---------- Supplied entries ----------

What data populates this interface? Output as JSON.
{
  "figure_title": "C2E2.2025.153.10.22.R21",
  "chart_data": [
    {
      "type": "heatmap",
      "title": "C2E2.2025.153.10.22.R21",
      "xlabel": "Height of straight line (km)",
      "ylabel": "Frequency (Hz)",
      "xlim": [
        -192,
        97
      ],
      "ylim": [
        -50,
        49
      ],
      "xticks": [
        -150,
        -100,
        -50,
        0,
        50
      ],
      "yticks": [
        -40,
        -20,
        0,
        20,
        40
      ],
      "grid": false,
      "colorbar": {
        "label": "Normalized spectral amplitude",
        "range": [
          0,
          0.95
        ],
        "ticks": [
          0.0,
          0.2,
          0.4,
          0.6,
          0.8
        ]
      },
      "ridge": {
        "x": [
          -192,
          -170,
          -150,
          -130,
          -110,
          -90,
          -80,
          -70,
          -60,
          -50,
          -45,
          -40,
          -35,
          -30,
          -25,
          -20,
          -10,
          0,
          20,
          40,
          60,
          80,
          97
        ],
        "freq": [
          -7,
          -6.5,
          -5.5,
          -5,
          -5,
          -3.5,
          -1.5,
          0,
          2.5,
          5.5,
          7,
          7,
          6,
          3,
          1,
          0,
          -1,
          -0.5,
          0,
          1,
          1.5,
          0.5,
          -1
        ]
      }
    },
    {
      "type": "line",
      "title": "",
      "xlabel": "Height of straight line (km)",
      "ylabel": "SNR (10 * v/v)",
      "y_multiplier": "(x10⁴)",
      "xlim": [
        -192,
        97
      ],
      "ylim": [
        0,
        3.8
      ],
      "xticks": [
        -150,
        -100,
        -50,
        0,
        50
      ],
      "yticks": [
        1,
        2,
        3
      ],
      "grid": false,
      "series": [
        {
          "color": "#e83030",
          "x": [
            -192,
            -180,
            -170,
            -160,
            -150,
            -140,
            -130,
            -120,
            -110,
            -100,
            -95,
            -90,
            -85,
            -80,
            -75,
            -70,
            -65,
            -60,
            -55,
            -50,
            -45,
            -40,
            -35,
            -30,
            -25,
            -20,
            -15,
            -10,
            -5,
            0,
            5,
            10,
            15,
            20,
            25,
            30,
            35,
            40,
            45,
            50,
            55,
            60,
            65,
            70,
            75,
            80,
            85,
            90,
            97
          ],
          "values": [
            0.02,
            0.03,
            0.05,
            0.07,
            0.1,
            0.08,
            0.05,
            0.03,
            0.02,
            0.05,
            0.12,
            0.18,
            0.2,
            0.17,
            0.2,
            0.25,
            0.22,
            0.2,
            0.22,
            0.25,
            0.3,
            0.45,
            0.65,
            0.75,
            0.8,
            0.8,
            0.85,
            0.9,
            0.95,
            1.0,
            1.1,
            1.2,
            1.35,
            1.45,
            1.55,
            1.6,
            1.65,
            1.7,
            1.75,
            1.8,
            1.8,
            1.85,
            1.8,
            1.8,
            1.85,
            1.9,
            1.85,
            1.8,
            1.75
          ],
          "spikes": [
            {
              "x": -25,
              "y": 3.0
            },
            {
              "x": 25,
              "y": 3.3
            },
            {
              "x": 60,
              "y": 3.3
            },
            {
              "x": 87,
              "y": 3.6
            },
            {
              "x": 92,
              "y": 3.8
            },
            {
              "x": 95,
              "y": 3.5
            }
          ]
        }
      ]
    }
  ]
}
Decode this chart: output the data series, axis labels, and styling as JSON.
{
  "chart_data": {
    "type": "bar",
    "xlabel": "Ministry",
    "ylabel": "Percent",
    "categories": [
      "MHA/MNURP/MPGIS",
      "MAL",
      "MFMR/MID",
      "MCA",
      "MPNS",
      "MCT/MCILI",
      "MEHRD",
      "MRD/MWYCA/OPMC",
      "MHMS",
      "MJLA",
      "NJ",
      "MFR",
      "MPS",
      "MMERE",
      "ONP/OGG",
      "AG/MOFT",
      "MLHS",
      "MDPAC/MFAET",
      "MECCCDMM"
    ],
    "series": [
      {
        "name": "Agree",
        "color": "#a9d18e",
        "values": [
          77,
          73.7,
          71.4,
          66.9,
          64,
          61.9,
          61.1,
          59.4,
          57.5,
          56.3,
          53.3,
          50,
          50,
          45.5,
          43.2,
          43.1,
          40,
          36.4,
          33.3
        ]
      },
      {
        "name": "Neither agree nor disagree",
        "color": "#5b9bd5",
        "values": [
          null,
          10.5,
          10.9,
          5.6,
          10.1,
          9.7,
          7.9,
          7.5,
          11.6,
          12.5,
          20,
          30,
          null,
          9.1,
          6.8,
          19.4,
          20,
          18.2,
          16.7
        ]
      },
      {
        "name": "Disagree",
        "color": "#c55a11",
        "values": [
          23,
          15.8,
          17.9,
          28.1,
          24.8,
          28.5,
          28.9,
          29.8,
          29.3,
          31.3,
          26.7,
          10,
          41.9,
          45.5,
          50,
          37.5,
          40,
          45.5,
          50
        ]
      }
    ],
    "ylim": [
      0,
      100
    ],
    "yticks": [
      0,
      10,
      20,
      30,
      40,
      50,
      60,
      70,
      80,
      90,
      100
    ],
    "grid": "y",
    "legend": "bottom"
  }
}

----------

◆ The problem ◆
Copy out all of the records shown above exactly.

◆ The result ◆
What data populates this interface? Output as JSON.
{
  "figure_title": "C2E2.2025.153.10.22.R21",
  "chart_data": [
    {
      "type": "heatmap",
      "title": "C2E2.2025.153.10.22.R21",
      "xlabel": "Height of straight line (km)",
      "ylabel": "Frequency (Hz)",
      "xlim": [
        -192,
        97
      ],
      "ylim": [
        -50,
        49
      ],
      "xticks": [
        -150,
        -100,
        -50,
        0,
        50
      ],
      "yticks": [
        -40,
        -20,
        0,
        20,
        40
      ],
      "grid": false,
      "colorbar": {
        "label": "Normalized spectral amplitude",
        "range": [
          0,
          0.95
        ],
        "ticks": [
          0.0,
          0.2,
          0.4,
          0.6,
          0.8
        ]
      },
      "ridge": {
        "x": [
          -192,
          -170,
          -150,
          -130,
          -110,
          -90,
          -80,
          -70,
          -60,
          -50,
          -45,
          -40,
          -35,
          -30,
          -25,
          -20,
          -10,
          0,
          20,
          40,
          60,
          80,
          97
        ],
        "freq": [
          -7,
          -6.5,
          -5.5,
          -5,
          -5,
          -3.5,
          -1.5,
          0,
          2.5,
          5.5,
          7,
          7,
          6,
          3,
          1,
          0,
          -1,
          -0.5,
          0,
          1,
          1.5,
          0.5,
          -1
        ]
      }
    },
    {
      "type": "line",
      "title": "",
      "xlabel": "Height of straight line (km)",
      "ylabel": "SNR (10 * v/v)",
      "y_multiplier": "(x10⁴)",
      "xlim": [
        -192,
        97
      ],
      "ylim": [
        0,
        3.8
      ],
      "xticks": [
        -150,
        -100,
        -50,
        0,
        50
      ],
      "yticks": [
        1,
        2,
        3
      ],
      "grid": false,
      "series": [
        {
          "color": "#e83030",
          "x": [
            -192,
            -180,
            -170,
            -160,
            -150,
            -140,
            -130,
            -120,
            -110,
            -100,
            -95,
            -90,
            -85,
            -80,
            -75,
            -70,
            -65,
            -60,
            -55,
            -50,
            -45,
            -40,
            -35,
            -30,
            -25,
            -20,
            -15,
            -10,
            -5,
            0,
            5,
            10,
            15,
            20,
            25,
            30,
            35,
            40,
            45,
            50,
            55,
            60,
            65,
            70,
            75,
            80,
            85,
            90,
            97
          ],
          "values": [
            0.02,
            0.03,
            0.05,
            0.07,
            0.1,
            0.08,
            0.05,
            0.03,
            0.02,
            0.05,
            0.12,
            0.18,
            0.2,
            0.17,
            0.2,
            0.25,
            0.22,
            0.2,
            0.22,
            0.25,
            0.3,
            0.45,
            0.65,
            0.75,
            0.8,
            0.8,
            0.85,
            0.9,
            0.95,
            1.0,
            1.1,
            1.2,
            1.35,
            1.45,
            1.55,
            1.6,
            1.65,
            1.7,
            1.75,
            1.8,
            1.8,
            1.85,
            1.8,
            1.8,
            1.85,
            1.9,
            1.85,
            1.8,
            1.75
          ],
          "spikes": [
            {
              "x": -25,
              "y": 3.0
            },
            {
              "x": 25,
              "y": 3.3
            },
            {
              "x": 60,
              "y": 3.3
            },
            {
              "x": 87,
              "y": 3.6
            },
            {
              "x": 92,
              "y": 3.8
            },
            {
              "x": 95,
              "y": 3.5
            }
          ]
        }
      ]
    }
  ]
}
Decode this chart: output the data series, axis labels, and styling as JSON.
{
  "chart_data": {
    "type": "bar",
    "xlabel": "Ministry",
    "ylabel": "Percent",
    "categories": [
      "MHA/MNURP/MPGIS",
      "MAL",
      "MFMR/MID",
      "MCA",
      "MPNS",
      "MCT/MCILI",
      "MEHRD",
      "MRD/MWYCA/OPMC",
      "MHMS",
      "MJLA",
      "NJ",
      "MFR",
      "MPS",
      "MMERE",
      "ONP/OGG",
      "AG/MOFT",
      "MLHS",
      "MDPAC/MFAET",
      "MECCCDMM"
    ],
    "series": [
      {
        "name": "Agree",
        "color": "#a9d18e",
        "values": [
          77,
          73.7,
          71.4,
          66.9,
          64,
          61.9,
          61.1,
          59.4,
          57.5,
          56.3,
          53.3,
          50,
          50,
          45.5,
          43.2,
          43.1,
          40,
          36.4,
          33.3
        ]
      },
      {
        "name": "Neither agree nor disagree",
        "color": "#5b9bd5",
        "values": [
          null,
          10.5,
          10.9,
          5.6,
          10.1,
          9.7,
          7.9,
          7.5,
          11.6,
          12.5,
          20,
          30,
          null,
          9.1,
          6.8,
          19.4,
          20,
          18.2,
          16.7
        ]
      },
      {
        "name": "Disagree",
        "color": "#c55a11",
        "values": [
          23,
          15.8,
          17.9,
          28.1,
          24.8,
          28.5,
          28.9,
          29.8,
          29.3,
          31.3,
          26.7,
          10,
          41.9,
          45.5,
          50,
          37.5,
          40,
          45.5,
          50
        ]
      }
    ],
    "ylim": [
      0,
      100
    ],
    "yticks": [
      0,
      10,
      20,
      30,
      40,
      50,
      60,
      70,
      80,
      90,
      100
    ],
    "grid": "y",
    "legend": "bottom"
  }
}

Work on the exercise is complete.